_WHAT TO PRODUCE_:
All the data should come back exactly as it was given.

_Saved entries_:
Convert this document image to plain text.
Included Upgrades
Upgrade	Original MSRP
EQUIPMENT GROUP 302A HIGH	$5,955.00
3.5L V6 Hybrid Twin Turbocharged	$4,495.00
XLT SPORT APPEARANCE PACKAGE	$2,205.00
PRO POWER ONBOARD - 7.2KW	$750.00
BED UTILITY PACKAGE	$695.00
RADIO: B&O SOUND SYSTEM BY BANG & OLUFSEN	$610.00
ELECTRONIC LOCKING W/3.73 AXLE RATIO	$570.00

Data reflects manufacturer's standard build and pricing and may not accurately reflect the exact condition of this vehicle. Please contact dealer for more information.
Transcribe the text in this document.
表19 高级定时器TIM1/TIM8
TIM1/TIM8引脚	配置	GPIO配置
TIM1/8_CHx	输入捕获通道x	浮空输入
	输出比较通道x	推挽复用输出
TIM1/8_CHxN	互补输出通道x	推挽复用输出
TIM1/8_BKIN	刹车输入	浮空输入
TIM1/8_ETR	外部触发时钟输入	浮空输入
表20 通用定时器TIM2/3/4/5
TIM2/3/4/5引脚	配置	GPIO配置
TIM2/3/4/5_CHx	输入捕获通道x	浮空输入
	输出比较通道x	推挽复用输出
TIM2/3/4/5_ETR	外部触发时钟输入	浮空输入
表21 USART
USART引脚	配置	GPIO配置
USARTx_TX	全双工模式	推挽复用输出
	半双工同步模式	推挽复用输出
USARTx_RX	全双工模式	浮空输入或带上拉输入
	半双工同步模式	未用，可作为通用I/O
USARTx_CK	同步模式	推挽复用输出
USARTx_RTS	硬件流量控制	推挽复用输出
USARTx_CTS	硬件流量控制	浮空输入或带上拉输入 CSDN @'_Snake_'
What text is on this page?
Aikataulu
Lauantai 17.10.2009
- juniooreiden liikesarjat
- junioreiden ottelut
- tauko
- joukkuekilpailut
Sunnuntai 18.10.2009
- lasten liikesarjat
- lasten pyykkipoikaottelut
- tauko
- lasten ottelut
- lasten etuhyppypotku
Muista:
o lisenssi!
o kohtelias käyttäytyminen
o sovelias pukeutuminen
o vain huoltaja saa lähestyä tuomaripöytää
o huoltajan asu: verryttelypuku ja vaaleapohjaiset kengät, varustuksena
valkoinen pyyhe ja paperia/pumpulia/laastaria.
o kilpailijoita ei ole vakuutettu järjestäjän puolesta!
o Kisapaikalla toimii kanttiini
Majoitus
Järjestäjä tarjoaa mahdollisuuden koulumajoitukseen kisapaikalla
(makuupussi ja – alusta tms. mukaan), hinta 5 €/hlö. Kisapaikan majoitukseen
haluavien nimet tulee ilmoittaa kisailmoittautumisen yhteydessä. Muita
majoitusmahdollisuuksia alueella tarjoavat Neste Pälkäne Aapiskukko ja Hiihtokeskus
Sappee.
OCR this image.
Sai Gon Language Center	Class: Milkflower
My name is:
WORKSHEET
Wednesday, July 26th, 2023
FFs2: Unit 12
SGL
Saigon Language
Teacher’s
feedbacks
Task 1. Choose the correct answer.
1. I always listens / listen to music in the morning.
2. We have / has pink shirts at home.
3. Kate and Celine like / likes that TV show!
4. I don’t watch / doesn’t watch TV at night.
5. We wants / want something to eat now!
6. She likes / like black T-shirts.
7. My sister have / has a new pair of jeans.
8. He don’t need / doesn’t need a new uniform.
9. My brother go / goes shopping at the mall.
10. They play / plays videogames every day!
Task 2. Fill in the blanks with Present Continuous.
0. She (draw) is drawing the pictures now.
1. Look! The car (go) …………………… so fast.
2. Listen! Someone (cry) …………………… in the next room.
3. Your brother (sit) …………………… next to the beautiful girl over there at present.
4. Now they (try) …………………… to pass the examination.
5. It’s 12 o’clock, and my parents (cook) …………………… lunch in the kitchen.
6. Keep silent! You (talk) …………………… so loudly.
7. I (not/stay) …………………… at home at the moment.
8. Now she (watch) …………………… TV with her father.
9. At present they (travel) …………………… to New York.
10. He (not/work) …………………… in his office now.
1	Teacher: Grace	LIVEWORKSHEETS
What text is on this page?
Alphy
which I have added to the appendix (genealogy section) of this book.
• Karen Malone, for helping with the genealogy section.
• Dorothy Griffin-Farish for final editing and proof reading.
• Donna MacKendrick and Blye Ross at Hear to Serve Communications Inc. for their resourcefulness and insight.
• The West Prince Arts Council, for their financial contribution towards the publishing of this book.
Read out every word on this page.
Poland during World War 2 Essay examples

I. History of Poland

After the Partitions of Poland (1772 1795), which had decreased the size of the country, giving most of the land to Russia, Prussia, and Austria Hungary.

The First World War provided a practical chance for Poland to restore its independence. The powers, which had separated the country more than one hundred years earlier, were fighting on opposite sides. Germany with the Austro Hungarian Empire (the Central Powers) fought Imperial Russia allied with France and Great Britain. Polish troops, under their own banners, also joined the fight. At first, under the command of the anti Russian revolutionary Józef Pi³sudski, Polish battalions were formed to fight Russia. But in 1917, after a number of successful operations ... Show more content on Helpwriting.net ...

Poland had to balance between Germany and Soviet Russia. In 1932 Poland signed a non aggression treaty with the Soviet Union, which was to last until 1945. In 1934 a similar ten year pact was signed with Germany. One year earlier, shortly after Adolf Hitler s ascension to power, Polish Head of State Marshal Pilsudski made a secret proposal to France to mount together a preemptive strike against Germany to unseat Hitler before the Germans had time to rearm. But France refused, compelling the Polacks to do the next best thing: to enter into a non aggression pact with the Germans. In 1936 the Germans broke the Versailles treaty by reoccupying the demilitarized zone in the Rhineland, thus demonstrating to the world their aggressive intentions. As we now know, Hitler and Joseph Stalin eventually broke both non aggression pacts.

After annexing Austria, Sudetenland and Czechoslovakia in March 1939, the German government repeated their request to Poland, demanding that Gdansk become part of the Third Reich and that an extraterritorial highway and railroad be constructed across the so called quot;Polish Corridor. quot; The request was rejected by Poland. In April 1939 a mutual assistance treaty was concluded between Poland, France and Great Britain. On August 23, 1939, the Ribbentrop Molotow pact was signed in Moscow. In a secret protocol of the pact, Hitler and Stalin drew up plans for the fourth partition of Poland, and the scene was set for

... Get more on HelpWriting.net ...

_RESPONSE_:
Convert this document image to plain text.
Included Upgrades
Upgrade	Original MSRP
EQUIPMENT GROUP 302A HIGH	$5,955.00
3.5L V6 Hybrid Twin Turbocharged	$4,495.00
XLT SPORT APPEARANCE PACKAGE	$2,205.00
PRO POWER ONBOARD - 7.2KW	$750.00
BED UTILITY PACKAGE	$695.00
RADIO: B&O SOUND SYSTEM BY BANG & OLUFSEN	$610.00
ELECTRONIC LOCKING W/3.73 AXLE RATIO	$570.00

Data reflects manufacturer's standard build and pricing and may not accurately reflect the exact condition of this vehicle. Please contact dealer for more information.
Transcribe the text in this document.
表19 高级定时器TIM1/TIM8
TIM1/TIM8引脚	配置	GPIO配置
TIM1/8_CHx	输入捕获通道x	浮空输入
	输出比较通道x	推挽复用输出
TIM1/8_CHxN	互补输出通道x	推挽复用输出
TIM1/8_BKIN	刹车输入	浮空输入
TIM1/8_ETR	外部触发时钟输入	浮空输入
表20 通用定时器TIM2/3/4/5
TIM2/3/4/5引脚	配置	GPIO配置
TIM2/3/4/5_CHx	输入捕获通道x	浮空输入
	输出比较通道x	推挽复用输出
TIM2/3/4/5_ETR	外部触发时钟输入	浮空输入
表21 USART
USART引脚	配置	GPIO配置
USARTx_TX	全双工模式	推挽复用输出
	半双工同步模式	推挽复用输出
USARTx_RX	全双工模式	浮空输入或带上拉输入
	半双工同步模式	未用，可作为通用I/O
USARTx_CK	同步模式	推挽复用输出
USARTx_RTS	硬件流量控制	推挽复用输出
USARTx_CTS	硬件流量控制	浮空输入或带上拉输入 CSDN @'_Snake_'
What text is on this page?
Aikataulu
Lauantai 17.10.2009
- juniooreiden liikesarjat
- junioreiden ottelut
- tauko
- joukkuekilpailut
Sunnuntai 18.10.2009
- lasten liikesarjat
- lasten pyykkipoikaottelut
- tauko
- lasten ottelut
- lasten etuhyppypotku
Muista:
o lisenssi!
o kohtelias käyttäytyminen
o sovelias pukeutuminen
o vain huoltaja saa lähestyä tuomaripöytää
o huoltajan asu: verryttelypuku ja vaaleapohjaiset kengät, varustuksena
valkoinen pyyhe ja paperia/pumpulia/laastaria.
o kilpailijoita ei ole vakuutettu järjestäjän puolesta!
o Kisapaikalla toimii kanttiini
Majoitus
Järjestäjä tarjoaa mahdollisuuden koulumajoitukseen kisapaikalla
(makuupussi ja – alusta tms. mukaan), hinta 5 €/hlö. Kisapaikan majoitukseen
haluavien nimet tulee ilmoittaa kisailmoittautumisen yhteydessä. Muita
majoitusmahdollisuuksia alueella tarjoavat Neste Pälkäne Aapiskukko ja Hiihtokeskus
Sappee.
OCR this image.
Sai Gon Language Center	Class: Milkflower
My name is:
WORKSHEET
Wednesday, July 26th, 2023
FFs2: Unit 12
SGL
Saigon Language
Teacher’s
feedbacks
Task 1. Choose the correct answer.
1. I always listens / listen to music in the morning.
2. We have / has pink shirts at home.
3. Kate and Celine like / likes that TV show!
4. I don’t watch / doesn’t watch TV at night.
5. We wants / want something to eat now!
6. She likes / like black T-shirts.
7. My sister have / has a new pair of jeans.
8. He don’t need / doesn’t need a new uniform.
9. My brother go / goes shopping at the mall.
10. They play / plays videogames every day!
Task 2. Fill in the blanks with Present Continuous.
0. She (draw) is drawing the pictures now.
1. Look! The car (go) …………………… so fast.
2. Listen! Someone (cry) …………………… in the next room.
3. Your brother (sit) …………………… next to the beautiful girl over there at present.
4. Now they (try) …………………… to pass the examination.
5. It’s 12 o’clock, and my parents (cook) …………………… lunch in the kitchen.
6. Keep silent! You (talk) …………………… so loudly.
7. I (not/stay) …………………… at home at the moment.
8. Now she (watch) …………………… TV with her father.
9. At present they (travel) …………………… to New York.
10. He (not/work) …………………… in his office now.
1	Teacher: Grace	LIVEWORKSHEETS
What text is on this page?
Alphy
which I have added to the appendix (genealogy section) of this book.
• Karen Malone, for helping with the genealogy section.
• Dorothy Griffin-Farish for final editing and proof reading.
• Donna MacKendrick and Blye Ross at Hear to Serve Communications Inc. for their resourcefulness and insight.
• The West Prince Arts Council, for their financial contribution towards the publishing of this book.
Read out every word on this page.
Poland during World War 2 Essay examples

I. History of Poland

After the Partitions of Poland (1772 1795), which had decreased the size of the country, giving most of the land to Russia, Prussia, and Austria Hungary.

The First World War provided a practical chance for Poland to restore its independence. The powers, which had separated the country more than one hundred years earlier, were fighting on opposite sides. Germany with the Austro Hungarian Empire (the Central Powers) fought Imperial Russia allied with France and Great Britain. Polish troops, under their own banners, also joined the fight. At first, under the command of the anti Russian revolutionary Józef Pi³sudski, Polish battalions were formed to fight Russia. But in 1917, after a number of successful operations ... Show more content on Helpwriting.net ...

Poland had to balance between Germany and Soviet Russia. In 1932 Poland signed a non aggression treaty with the Soviet Union, which was to last until 1945. In 1934 a similar ten year pact was signed with Germany. One year earlier, shortly after Adolf Hitler s ascension to power, Polish Head of State Marshal Pilsudski made a secret proposal to France to mount together a preemptive strike against Germany to unseat Hitler before the Germans had time to rearm. But France refused, compelling the Polacks to do the next best thing: to enter into a non aggression pact with the Germans. In 1936 the Germans broke the Versailles treaty by reoccupying the demilitarized zone in the Rhineland, thus demonstrating to the world their aggressive intentions. As we now know, Hitler and Joseph Stalin eventually broke both non aggression pacts.

After annexing Austria, Sudetenland and Czechoslovakia in March 1939, the German government repeated their request to Poland, demanding that Gdansk become part of the Third Reich and that an extraterritorial highway and railroad be constructed across the so called quot;Polish Corridor. quot; The request was rejected by Poland. In April 1939 a mutual assistance treaty was concluded between Poland, France and Great Britain. On August 23, 1939, the Ribbentrop Molotow pact was signed in Moscow. In a secret protocol of the pact, Hitler and Stalin drew up plans for the fourth partition of Poland, and the scene was set for

... Get more on HelpWriting.net ...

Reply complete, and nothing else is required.